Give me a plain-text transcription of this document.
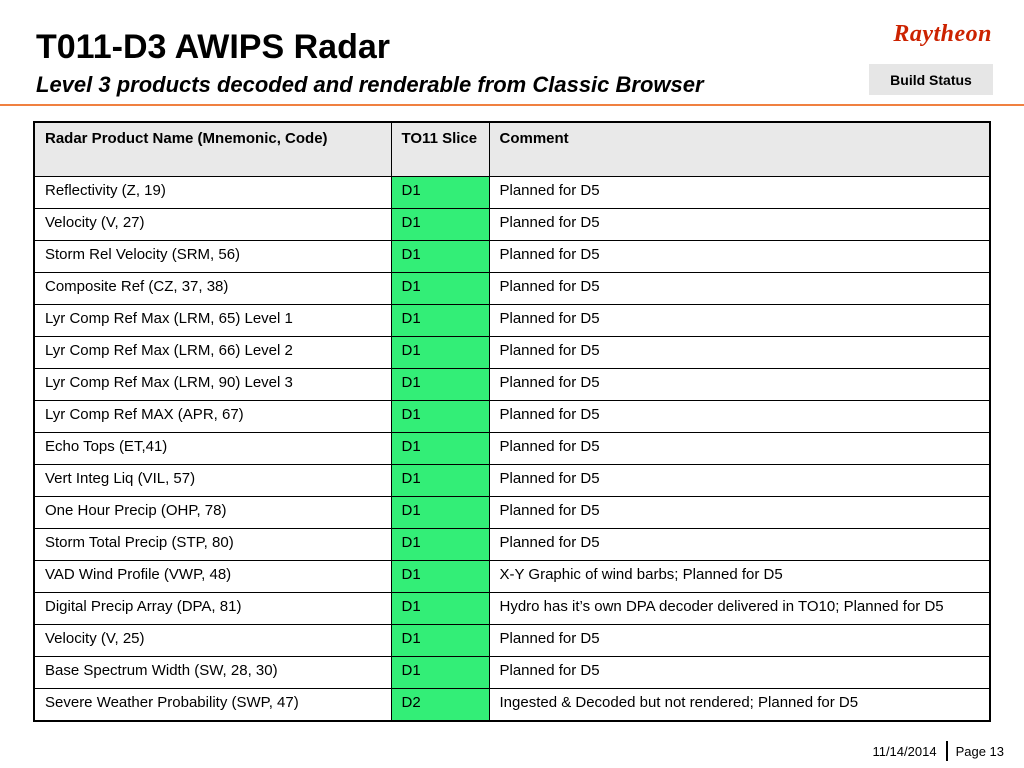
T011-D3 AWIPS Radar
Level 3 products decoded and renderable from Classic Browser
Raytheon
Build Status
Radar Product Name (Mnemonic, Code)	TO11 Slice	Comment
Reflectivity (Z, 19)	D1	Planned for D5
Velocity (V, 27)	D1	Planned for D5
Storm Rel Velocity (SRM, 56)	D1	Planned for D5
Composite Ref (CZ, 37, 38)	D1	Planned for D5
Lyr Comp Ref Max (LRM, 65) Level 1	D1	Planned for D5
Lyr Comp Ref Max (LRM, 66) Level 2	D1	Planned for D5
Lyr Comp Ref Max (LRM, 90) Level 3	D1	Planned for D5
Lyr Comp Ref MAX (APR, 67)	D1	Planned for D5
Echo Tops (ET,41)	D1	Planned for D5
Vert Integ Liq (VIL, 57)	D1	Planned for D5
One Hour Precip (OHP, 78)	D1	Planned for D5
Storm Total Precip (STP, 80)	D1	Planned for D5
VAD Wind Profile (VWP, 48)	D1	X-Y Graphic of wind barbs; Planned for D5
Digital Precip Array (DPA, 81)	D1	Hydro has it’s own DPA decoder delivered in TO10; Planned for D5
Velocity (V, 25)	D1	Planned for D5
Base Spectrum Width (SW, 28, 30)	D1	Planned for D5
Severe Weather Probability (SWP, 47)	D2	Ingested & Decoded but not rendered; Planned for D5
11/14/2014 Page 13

◇ ◇ ◇

Read the data above. Pull out each line in which the string "Level" appears.

The completed task >>
Level 3 products decoded and renderable from Classic Browser
Lyr Comp Ref Max (LRM, 65) Level 1	D1	Planned for D5
Lyr Comp Ref Max (LRM, 66) Level 2	D1	Planned for D5
Lyr Comp Ref Max (LRM, 90) Level 3	D1	Planned for D5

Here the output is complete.